EXERCISE BRIEF – For the copy, please give all of the data again exactly and leave the pictures out.

DATA FOR THIS EXERCISE –
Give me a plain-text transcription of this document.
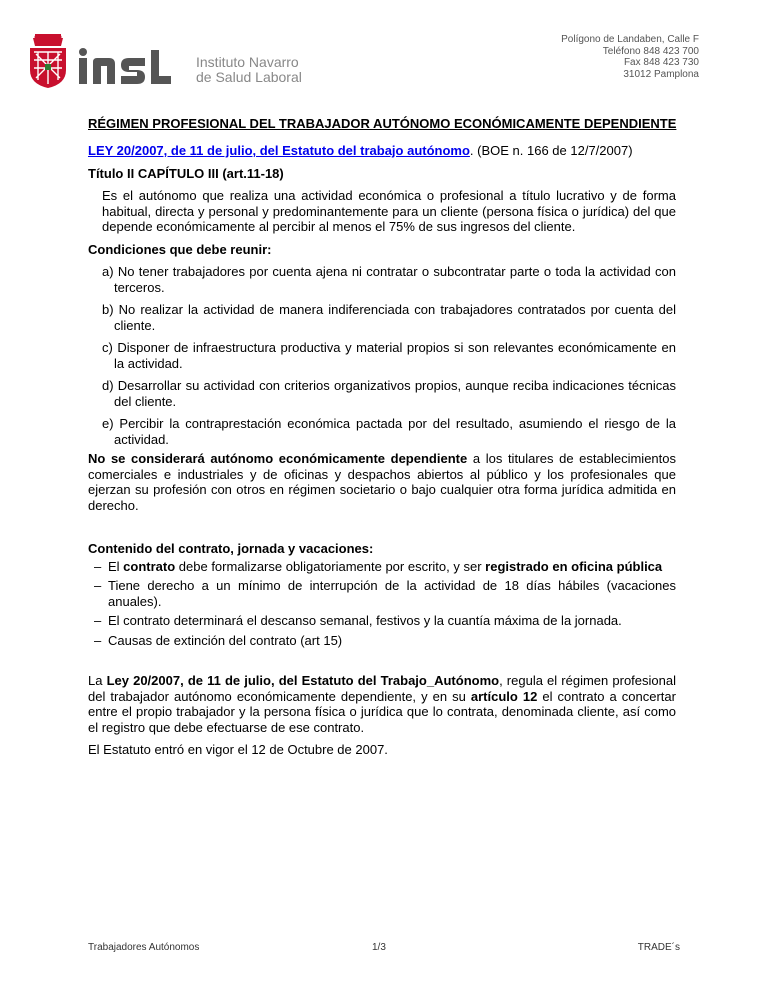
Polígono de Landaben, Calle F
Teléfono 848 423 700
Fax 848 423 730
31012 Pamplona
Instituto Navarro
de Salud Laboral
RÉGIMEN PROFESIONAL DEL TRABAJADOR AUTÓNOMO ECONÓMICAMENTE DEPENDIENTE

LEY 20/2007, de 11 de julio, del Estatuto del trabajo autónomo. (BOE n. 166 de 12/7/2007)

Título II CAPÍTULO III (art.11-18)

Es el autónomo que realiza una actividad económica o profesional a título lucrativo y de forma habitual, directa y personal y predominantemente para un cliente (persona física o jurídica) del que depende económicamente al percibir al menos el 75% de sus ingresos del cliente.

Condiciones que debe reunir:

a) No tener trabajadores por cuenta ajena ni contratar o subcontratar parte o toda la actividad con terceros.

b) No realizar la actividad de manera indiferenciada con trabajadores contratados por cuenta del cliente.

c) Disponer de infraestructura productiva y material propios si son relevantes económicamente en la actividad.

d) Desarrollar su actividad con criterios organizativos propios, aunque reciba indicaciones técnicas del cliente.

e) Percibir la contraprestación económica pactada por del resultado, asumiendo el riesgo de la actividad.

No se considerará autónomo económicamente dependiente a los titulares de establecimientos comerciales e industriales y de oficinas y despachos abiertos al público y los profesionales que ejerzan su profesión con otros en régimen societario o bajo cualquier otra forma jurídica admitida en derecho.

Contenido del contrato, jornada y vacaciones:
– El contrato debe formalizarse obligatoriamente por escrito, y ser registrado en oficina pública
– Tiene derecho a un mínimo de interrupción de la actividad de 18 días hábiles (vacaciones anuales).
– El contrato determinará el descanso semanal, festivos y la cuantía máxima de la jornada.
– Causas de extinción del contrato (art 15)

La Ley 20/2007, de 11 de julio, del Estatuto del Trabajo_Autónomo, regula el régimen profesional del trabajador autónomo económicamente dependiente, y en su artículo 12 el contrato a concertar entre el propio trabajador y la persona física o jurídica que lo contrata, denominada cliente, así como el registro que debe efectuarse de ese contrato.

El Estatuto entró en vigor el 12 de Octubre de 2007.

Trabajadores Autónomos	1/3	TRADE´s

ANSWER FOR THE TASK –
Give me a plain-text transcription of this document.
Polígono de Landaben, Calle F
Teléfono 848 423 700
Fax 848 423 730
31012 Pamplona
Instituto Navarro
de Salud Laboral
RÉGIMEN PROFESIONAL DEL TRABAJADOR AUTÓNOMO ECONÓMICAMENTE DEPENDIENTE

LEY 20/2007, de 11 de julio, del Estatuto del trabajo autónomo. (BOE n. 166 de 12/7/2007)

Título II CAPÍTULO III (art.11-18)

Es el autónomo que realiza una actividad económica o profesional a título lucrativo y de forma habitual, directa y personal y predominantemente para un cliente (persona física o jurídica) del que depende económicamente al percibir al menos el 75% de sus ingresos del cliente.

Condiciones que debe reunir:

a) No tener trabajadores por cuenta ajena ni contratar o subcontratar parte o toda la actividad con terceros.

b) No realizar la actividad de manera indiferenciada con trabajadores contratados por cuenta del cliente.

c) Disponer de infraestructura productiva y material propios si son relevantes económicamente en la actividad.

d) Desarrollar su actividad con criterios organizativos propios, aunque reciba indicaciones técnicas del cliente.

e) Percibir la contraprestación económica pactada por del resultado, asumiendo el riesgo de la actividad.

No se considerará autónomo económicamente dependiente a los titulares de establecimientos comerciales e industriales y de oficinas y despachos abiertos al público y los profesionales que ejerzan su profesión con otros en régimen societario o bajo cualquier otra forma jurídica admitida en derecho.

Contenido del contrato, jornada y vacaciones:
– El contrato debe formalizarse obligatoriamente por escrito, y ser registrado en oficina pública
– Tiene derecho a un mínimo de interrupción de la actividad de 18 días hábiles (vacaciones anuales).
– El contrato determinará el descanso semanal, festivos y la cuantía máxima de la jornada.
– Causas de extinción del contrato (art 15)

La Ley 20/2007, de 11 de julio, del Estatuto del Trabajo_Autónomo, regula el régimen profesional del trabajador autónomo económicamente dependiente, y en su artículo 12 el contrato a concertar entre el propio trabajador y la persona física o jurídica que lo contrata, denominada cliente, así como el registro que debe efectuarse de ese contrato.

El Estatuto entró en vigor el 12 de Octubre de 2007.

Trabajadores Autónomos	1/3	TRADE´s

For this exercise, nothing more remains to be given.